▼▼▼
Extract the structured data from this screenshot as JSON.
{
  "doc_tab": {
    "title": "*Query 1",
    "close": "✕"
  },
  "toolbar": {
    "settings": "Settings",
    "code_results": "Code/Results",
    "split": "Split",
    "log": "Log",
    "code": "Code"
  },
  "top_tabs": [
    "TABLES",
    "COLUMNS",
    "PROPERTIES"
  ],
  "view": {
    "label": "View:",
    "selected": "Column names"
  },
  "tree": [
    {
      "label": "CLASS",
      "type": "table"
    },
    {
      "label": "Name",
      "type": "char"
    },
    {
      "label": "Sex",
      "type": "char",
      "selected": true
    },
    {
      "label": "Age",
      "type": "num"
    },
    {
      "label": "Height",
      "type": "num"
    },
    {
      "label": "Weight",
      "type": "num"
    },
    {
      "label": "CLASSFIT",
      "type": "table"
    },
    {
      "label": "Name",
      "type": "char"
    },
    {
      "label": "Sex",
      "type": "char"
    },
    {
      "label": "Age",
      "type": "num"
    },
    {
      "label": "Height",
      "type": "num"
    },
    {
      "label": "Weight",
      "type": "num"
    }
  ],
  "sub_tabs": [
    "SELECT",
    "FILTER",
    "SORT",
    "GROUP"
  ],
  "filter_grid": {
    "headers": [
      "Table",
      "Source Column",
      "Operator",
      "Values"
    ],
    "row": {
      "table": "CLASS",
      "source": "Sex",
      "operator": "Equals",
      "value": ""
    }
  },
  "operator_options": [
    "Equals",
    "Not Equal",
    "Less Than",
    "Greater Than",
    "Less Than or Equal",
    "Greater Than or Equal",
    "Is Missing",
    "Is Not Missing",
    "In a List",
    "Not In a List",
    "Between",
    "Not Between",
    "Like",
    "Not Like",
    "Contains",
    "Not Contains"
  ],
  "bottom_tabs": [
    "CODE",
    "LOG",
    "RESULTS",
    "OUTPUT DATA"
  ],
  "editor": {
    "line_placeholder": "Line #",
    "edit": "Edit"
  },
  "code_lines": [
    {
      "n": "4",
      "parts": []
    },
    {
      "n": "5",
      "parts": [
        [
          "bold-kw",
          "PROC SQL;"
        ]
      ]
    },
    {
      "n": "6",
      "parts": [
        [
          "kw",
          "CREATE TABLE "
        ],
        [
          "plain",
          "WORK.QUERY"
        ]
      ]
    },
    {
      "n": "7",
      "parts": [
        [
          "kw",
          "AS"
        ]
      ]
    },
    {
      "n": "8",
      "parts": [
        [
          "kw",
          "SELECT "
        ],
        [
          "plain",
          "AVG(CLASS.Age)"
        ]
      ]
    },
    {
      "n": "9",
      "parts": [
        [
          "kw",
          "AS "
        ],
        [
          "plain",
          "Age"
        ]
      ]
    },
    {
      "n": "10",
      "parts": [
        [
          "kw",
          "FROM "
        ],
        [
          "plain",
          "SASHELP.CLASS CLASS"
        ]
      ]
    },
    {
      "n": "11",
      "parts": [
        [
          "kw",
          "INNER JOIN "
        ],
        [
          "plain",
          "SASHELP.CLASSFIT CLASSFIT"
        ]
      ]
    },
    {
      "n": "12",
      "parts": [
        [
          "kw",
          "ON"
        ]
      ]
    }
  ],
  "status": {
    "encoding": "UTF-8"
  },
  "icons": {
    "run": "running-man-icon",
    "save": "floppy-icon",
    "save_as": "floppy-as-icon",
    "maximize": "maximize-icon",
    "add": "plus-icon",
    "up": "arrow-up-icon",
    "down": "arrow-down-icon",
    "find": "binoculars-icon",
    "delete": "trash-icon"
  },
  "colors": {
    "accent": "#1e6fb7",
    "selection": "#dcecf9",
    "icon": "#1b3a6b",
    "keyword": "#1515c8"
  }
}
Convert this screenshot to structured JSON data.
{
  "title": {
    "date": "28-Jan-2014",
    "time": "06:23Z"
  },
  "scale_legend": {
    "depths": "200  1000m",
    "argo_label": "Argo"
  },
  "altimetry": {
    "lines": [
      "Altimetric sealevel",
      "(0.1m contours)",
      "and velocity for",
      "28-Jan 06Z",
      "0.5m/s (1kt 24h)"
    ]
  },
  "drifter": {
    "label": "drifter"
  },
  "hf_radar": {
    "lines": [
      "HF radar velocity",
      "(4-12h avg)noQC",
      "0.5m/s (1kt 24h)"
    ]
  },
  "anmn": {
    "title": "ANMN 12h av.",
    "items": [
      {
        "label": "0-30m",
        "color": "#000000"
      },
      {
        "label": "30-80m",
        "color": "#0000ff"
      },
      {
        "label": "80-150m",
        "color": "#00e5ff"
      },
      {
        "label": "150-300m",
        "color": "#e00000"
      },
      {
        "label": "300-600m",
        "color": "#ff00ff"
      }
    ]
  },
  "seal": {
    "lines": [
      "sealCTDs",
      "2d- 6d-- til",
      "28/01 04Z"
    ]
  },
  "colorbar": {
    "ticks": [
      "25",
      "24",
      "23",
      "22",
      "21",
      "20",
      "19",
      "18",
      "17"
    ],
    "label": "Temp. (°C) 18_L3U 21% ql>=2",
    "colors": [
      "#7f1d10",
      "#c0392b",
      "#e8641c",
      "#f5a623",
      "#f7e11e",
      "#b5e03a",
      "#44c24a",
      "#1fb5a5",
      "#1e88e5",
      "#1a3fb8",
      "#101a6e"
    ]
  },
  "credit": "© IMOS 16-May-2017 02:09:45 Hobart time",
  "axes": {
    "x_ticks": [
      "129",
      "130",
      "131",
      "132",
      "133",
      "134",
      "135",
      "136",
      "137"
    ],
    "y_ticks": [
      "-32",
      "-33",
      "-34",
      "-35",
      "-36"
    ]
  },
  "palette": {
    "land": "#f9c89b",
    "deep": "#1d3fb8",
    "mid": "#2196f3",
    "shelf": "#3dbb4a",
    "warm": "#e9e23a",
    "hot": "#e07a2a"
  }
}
▲▲▲
(Set exercise):
The full set of records should be duplicated exactly.

(Worked solution):
Extract the structured data from this screenshot as JSON.
{
  "doc_tab": {
    "title": "*Query 1",
    "close": "✕"
  },
  "toolbar": {
    "settings": "Settings",
    "code_results": "Code/Results",
    "split": "Split",
    "log": "Log",
    "code": "Code"
  },
  "top_tabs": [
    "TABLES",
    "COLUMNS",
    "PROPERTIES"
  ],
  "view": {
    "label": "View:",
    "selected": "Column names"
  },
  "tree": [
    {
      "label": "CLASS",
      "type": "table"
    },
    {
      "label": "Name",
      "type": "char"
    },
    {
      "label": "Sex",
      "type": "char",
      "selected": true
    },
    {
      "label": "Age",
      "type": "num"
    },
    {
      "label": "Height",
      "type": "num"
    },
    {
      "label": "Weight",
      "type": "num"
    },
    {
      "label": "CLASSFIT",
      "type": "table"
    },
    {
      "label": "Name",
      "type": "char"
    },
    {
      "label": "Sex",
      "type": "char"
    },
    {
      "label": "Age",
      "type": "num"
    },
    {
      "label": "Height",
      "type": "num"
    },
    {
      "label": "Weight",
      "type": "num"
    }
  ],
  "sub_tabs": [
    "SELECT",
    "FILTER",
    "SORT",
    "GROUP"
  ],
  "filter_grid": {
    "headers": [
      "Table",
      "Source Column",
      "Operator",
      "Values"
    ],
    "row": {
      "table": "CLASS",
      "source": "Sex",
      "operator": "Equals",
      "value": ""
    }
  },
  "operator_options": [
    "Equals",
    "Not Equal",
    "Less Than",
    "Greater Than",
    "Less Than or Equal",
    "Greater Than or Equal",
    "Is Missing",
    "Is Not Missing",
    "In a List",
    "Not In a List",
    "Between",
    "Not Between",
    "Like",
    "Not Like",
    "Contains",
    "Not Contains"
  ],
  "bottom_tabs": [
    "CODE",
    "LOG",
    "RESULTS",
    "OUTPUT DATA"
  ],
  "editor": {
    "line_placeholder": "Line #",
    "edit": "Edit"
  },
  "code_lines": [
    {
      "n": "4",
      "parts": []
    },
    {
      "n": "5",
      "parts": [
        [
          "bold-kw",
          "PROC SQL;"
        ]
      ]
    },
    {
      "n": "6",
      "parts": [
        [
          "kw",
          "CREATE TABLE "
        ],
        [
          "plain",
          "WORK.QUERY"
        ]
      ]
    },
    {
      "n": "7",
      "parts": [
        [
          "kw",
          "AS"
        ]
      ]
    },
    {
      "n": "8",
      "parts": [
        [
          "kw",
          "SELECT "
        ],
        [
          "plain",
          "AVG(CLASS.Age)"
        ]
      ]
    },
    {
      "n": "9",
      "parts": [
        [
          "kw",
          "AS "
        ],
        [
          "plain",
          "Age"
        ]
      ]
    },
    {
      "n": "10",
      "parts": [
        [
          "kw",
          "FROM "
        ],
        [
          "plain",
          "SASHELP.CLASS CLASS"
        ]
      ]
    },
    {
      "n": "11",
      "parts": [
        [
          "kw",
          "INNER JOIN "
        ],
        [
          "plain",
          "SASHELP.CLASSFIT CLASSFIT"
        ]
      ]
    },
    {
      "n": "12",
      "parts": [
        [
          "kw",
          "ON"
        ]
      ]
    }
  ],
  "status": {
    "encoding": "UTF-8"
  },
  "icons": {
    "run": "running-man-icon",
    "save": "floppy-icon",
    "save_as": "floppy-as-icon",
    "maximize": "maximize-icon",
    "add": "plus-icon",
    "up": "arrow-up-icon",
    "down": "arrow-down-icon",
    "find": "binoculars-icon",
    "delete": "trash-icon"
  },
  "colors": {
    "accent": "#1e6fb7",
    "selection": "#dcecf9",
    "icon": "#1b3a6b",
    "keyword": "#1515c8"
  }
}
Convert this screenshot to structured JSON data.
{
  "title": {
    "date": "28-Jan-2014",
    "time": "06:23Z"
  },
  "scale_legend": {
    "depths": "200  1000m",
    "argo_label": "Argo"
  },
  "altimetry": {
    "lines": [
      "Altimetric sealevel",
      "(0.1m contours)",
      "and velocity for",
      "28-Jan 06Z",
      "0.5m/s (1kt 24h)"
    ]
  },
  "drifter": {
    "label": "drifter"
  },
  "hf_radar": {
    "lines": [
      "HF radar velocity",
      "(4-12h avg)noQC",
      "0.5m/s (1kt 24h)"
    ]
  },
  "anmn": {
    "title": "ANMN 12h av.",
    "items": [
      {
        "label": "0-30m",
        "color": "#000000"
      },
      {
        "label": "30-80m",
        "color": "#0000ff"
      },
      {
        "label": "80-150m",
        "color": "#00e5ff"
      },
      {
        "label": "150-300m",
        "color": "#e00000"
      },
      {
        "label": "300-600m",
        "color": "#ff00ff"
      }
    ]
  },
  "seal": {
    "lines": [
      "sealCTDs",
      "2d- 6d-- til",
      "28/01 04Z"
    ]
  },
  "colorbar": {
    "ticks": [
      "25",
      "24",
      "23",
      "22",
      "21",
      "20",
      "19",
      "18",
      "17"
    ],
    "label": "Temp. (°C) 18_L3U 21% ql>=2",
    "colors": [
      "#7f1d10",
      "#c0392b",
      "#e8641c",
      "#f5a623",
      "#f7e11e",
      "#b5e03a",
      "#44c24a",
      "#1fb5a5",
      "#1e88e5",
      "#1a3fb8",
      "#101a6e"
    ]
  },
  "credit": "© IMOS 16-May-2017 02:09:45 Hobart time",
  "axes": {
    "x_ticks": [
      "129",
      "130",
      "131",
      "132",
      "133",
      "134",
      "135",
      "136",
      "137"
    ],
    "y_ticks": [
      "-32",
      "-33",
      "-34",
      "-35",
      "-36"
    ]
  },
  "palette": {
    "land": "#f9c89b",
    "deep": "#1d3fb8",
    "mid": "#2196f3",
    "shelf": "#3dbb4a",
    "warm": "#e9e23a",
    "hot": "#e07a2a"
  }
}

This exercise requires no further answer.